WHAT THE TASK ASKS
List, from the lines below, each one with "Configuration" in it.

DATA
— begin —
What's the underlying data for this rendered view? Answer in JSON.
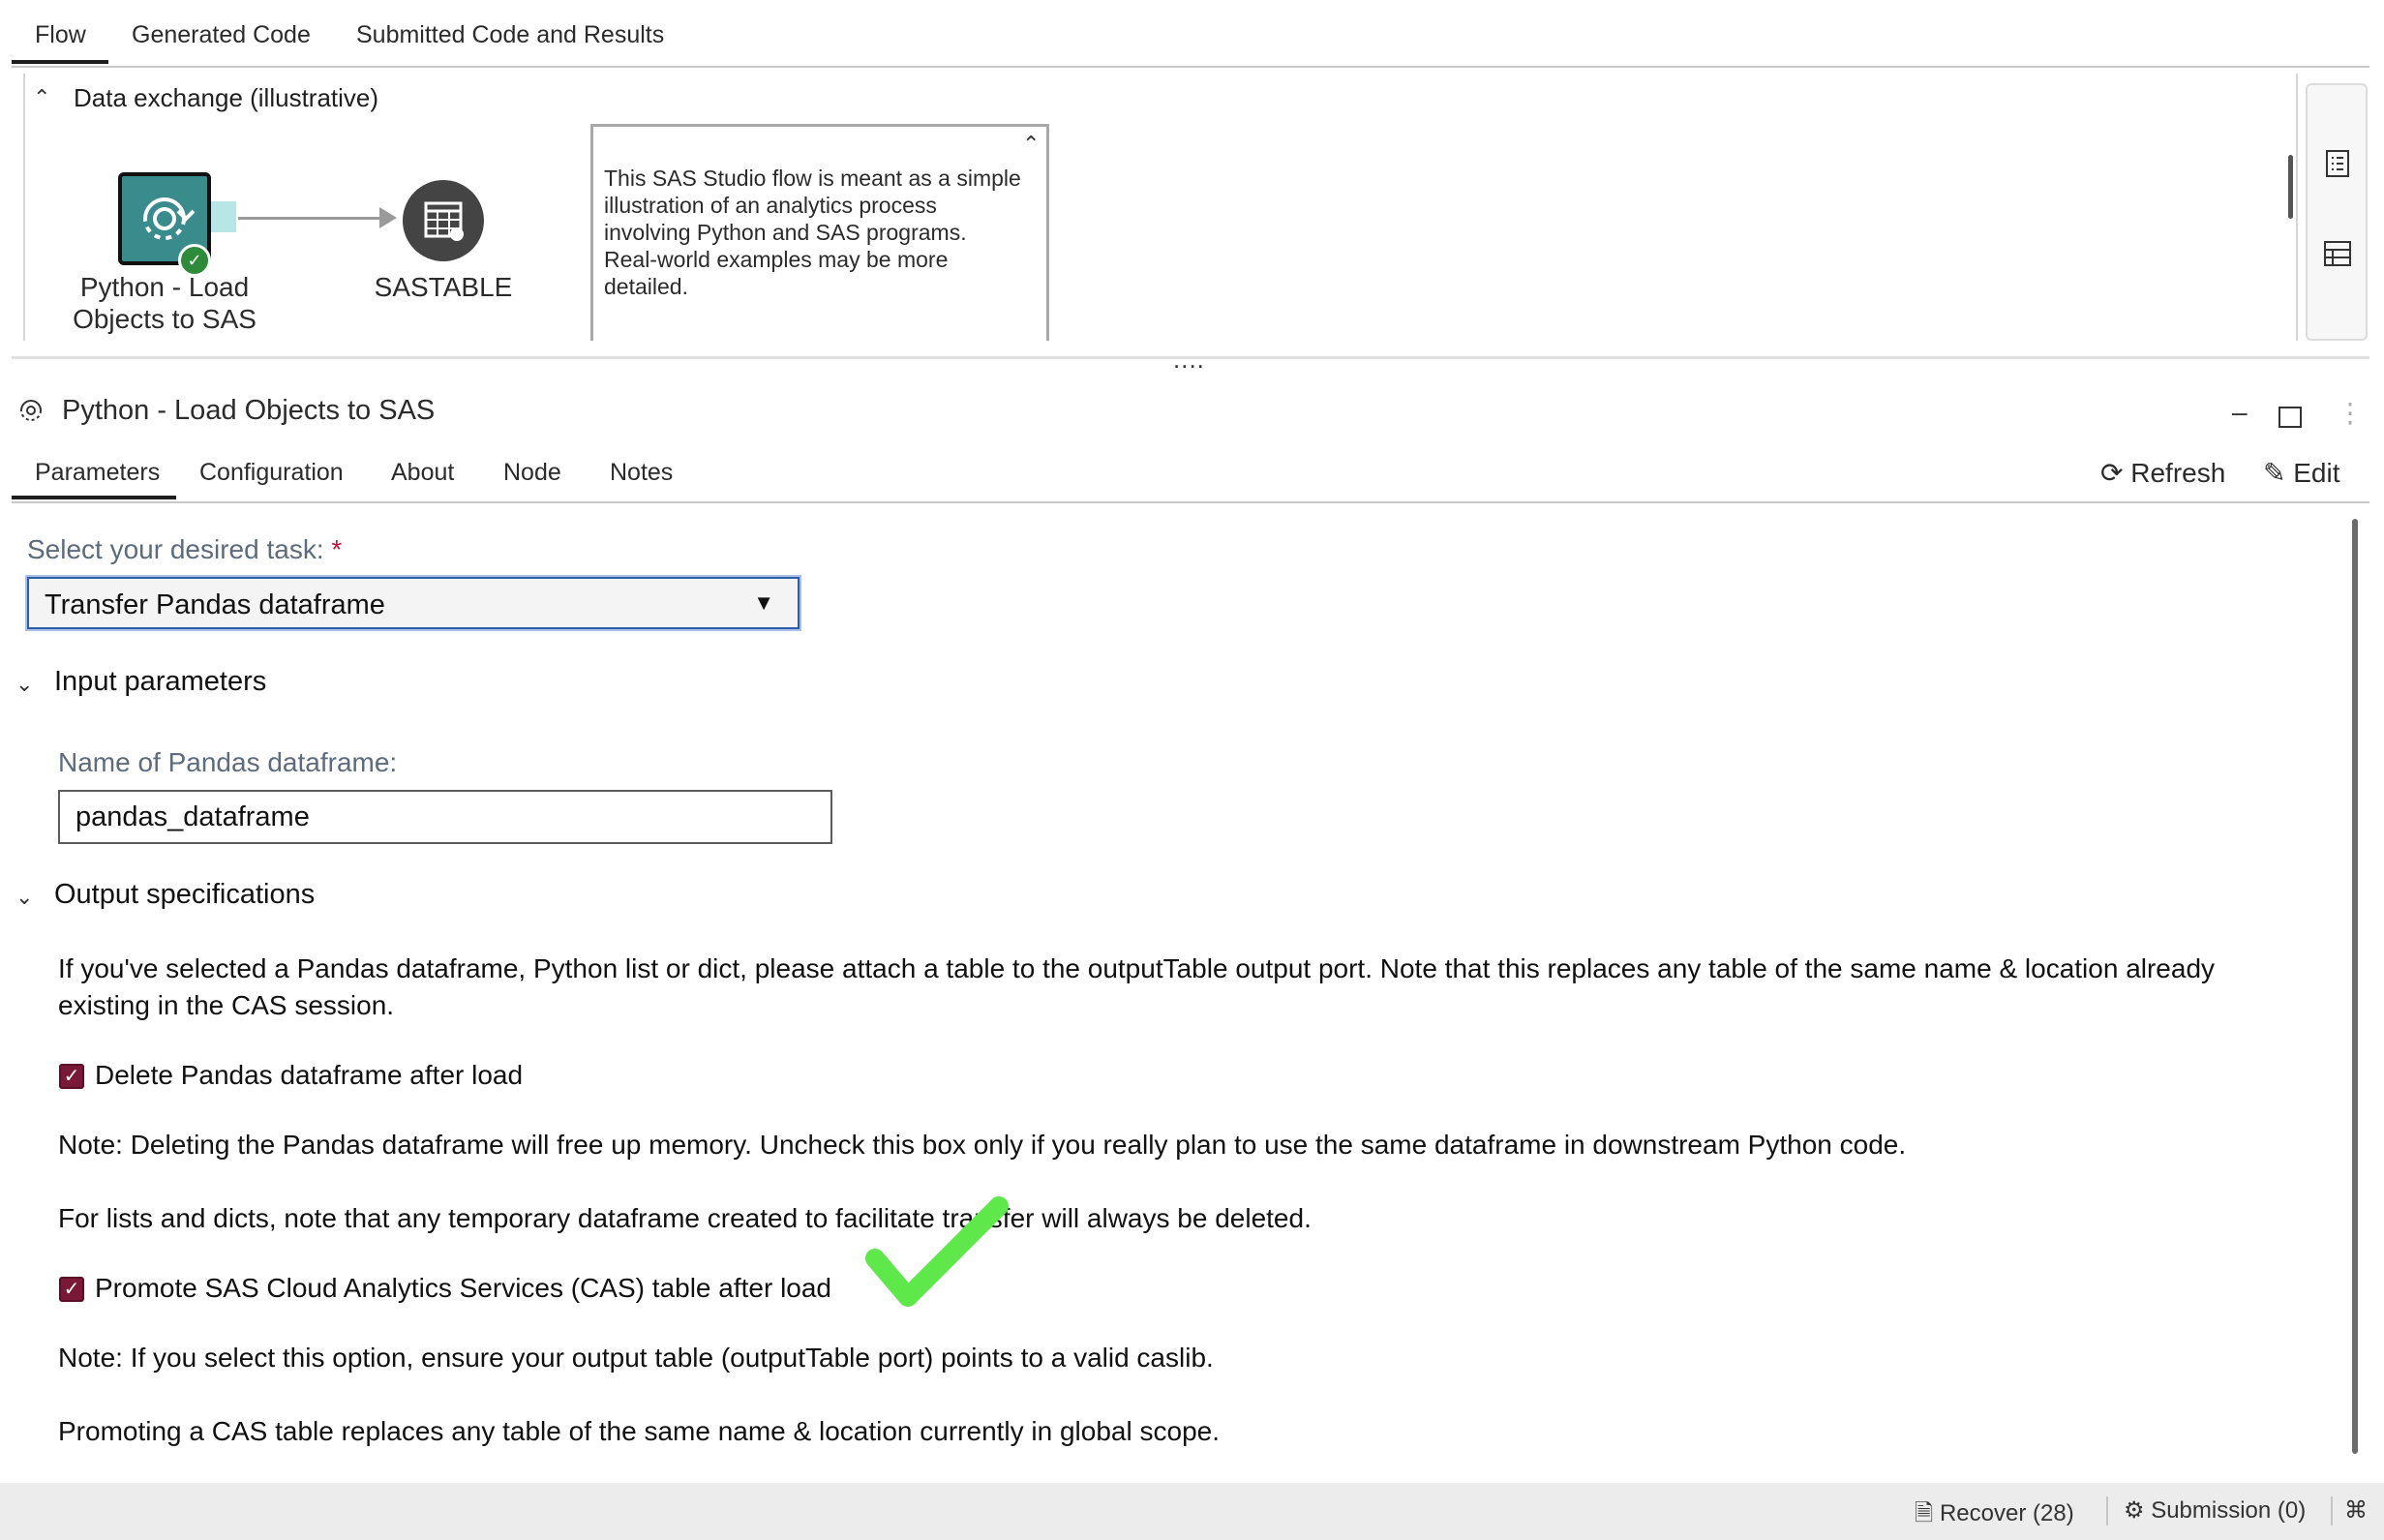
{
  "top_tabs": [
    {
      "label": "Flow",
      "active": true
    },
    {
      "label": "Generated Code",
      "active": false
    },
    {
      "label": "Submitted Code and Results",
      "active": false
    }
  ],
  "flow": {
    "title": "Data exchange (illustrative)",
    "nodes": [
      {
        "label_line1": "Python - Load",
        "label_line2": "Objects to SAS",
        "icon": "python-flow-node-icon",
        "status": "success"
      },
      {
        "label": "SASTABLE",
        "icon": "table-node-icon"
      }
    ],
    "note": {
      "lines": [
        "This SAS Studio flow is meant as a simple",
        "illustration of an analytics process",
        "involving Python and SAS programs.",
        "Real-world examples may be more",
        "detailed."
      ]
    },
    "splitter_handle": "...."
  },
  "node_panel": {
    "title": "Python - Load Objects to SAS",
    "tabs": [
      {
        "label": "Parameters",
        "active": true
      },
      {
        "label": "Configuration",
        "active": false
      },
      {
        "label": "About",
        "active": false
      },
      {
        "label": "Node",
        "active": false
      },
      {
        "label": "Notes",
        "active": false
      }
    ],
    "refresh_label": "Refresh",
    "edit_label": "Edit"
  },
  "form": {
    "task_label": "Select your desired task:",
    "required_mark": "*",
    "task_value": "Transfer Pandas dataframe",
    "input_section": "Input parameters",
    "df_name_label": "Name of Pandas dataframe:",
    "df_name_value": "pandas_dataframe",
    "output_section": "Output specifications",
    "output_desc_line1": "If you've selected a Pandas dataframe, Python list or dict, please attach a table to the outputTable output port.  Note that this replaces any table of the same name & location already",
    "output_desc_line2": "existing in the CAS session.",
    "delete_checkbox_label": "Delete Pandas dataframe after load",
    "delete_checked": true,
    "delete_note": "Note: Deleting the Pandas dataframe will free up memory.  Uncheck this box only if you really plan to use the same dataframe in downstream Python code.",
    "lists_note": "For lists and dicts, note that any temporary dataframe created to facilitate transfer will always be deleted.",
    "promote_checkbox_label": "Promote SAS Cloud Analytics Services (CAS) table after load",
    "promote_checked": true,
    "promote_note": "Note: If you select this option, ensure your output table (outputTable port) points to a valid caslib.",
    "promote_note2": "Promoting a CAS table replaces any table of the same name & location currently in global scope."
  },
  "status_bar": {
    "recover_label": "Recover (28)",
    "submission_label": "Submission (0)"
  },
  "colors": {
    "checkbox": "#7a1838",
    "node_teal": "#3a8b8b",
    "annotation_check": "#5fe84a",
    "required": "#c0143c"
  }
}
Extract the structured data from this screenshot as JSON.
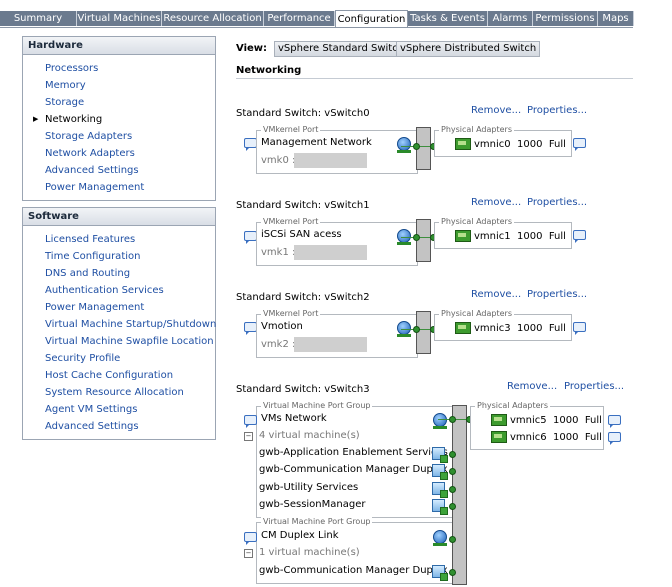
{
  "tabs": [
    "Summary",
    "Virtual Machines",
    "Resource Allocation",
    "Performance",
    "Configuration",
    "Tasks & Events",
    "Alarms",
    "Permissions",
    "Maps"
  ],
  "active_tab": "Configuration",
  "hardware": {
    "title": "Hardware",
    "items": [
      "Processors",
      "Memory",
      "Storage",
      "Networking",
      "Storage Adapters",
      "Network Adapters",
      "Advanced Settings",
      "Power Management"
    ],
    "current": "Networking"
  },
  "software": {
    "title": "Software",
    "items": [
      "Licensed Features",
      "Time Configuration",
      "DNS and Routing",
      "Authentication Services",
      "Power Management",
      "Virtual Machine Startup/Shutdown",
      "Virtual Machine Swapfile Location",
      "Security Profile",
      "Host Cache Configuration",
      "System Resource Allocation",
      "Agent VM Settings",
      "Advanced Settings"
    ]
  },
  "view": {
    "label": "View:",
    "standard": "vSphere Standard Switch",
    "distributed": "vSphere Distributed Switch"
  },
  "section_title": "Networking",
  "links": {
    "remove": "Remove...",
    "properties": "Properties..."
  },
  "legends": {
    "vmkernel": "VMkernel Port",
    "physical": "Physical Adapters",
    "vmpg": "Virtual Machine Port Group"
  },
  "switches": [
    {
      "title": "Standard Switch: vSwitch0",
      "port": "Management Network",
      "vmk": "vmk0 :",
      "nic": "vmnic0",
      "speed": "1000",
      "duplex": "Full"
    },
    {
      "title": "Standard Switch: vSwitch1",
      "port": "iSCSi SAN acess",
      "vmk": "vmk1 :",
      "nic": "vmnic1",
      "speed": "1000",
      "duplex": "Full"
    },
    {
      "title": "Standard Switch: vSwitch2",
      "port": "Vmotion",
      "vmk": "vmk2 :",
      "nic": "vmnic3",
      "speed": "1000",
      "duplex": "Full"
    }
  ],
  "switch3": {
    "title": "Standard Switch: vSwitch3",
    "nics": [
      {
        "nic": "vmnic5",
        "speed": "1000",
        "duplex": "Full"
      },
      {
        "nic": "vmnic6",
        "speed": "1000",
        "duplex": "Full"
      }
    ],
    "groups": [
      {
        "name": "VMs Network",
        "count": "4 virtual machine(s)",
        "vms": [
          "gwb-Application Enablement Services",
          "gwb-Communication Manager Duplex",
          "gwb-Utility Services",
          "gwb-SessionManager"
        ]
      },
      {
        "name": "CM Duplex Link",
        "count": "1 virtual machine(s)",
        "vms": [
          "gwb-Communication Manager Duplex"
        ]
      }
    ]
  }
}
— end —
FINISHED ANSWER
        "label": "Configuration",
    "Configuration",
  "active_tab": "Configuration",
      "Time Configuration",
      "Host Cache Configuration",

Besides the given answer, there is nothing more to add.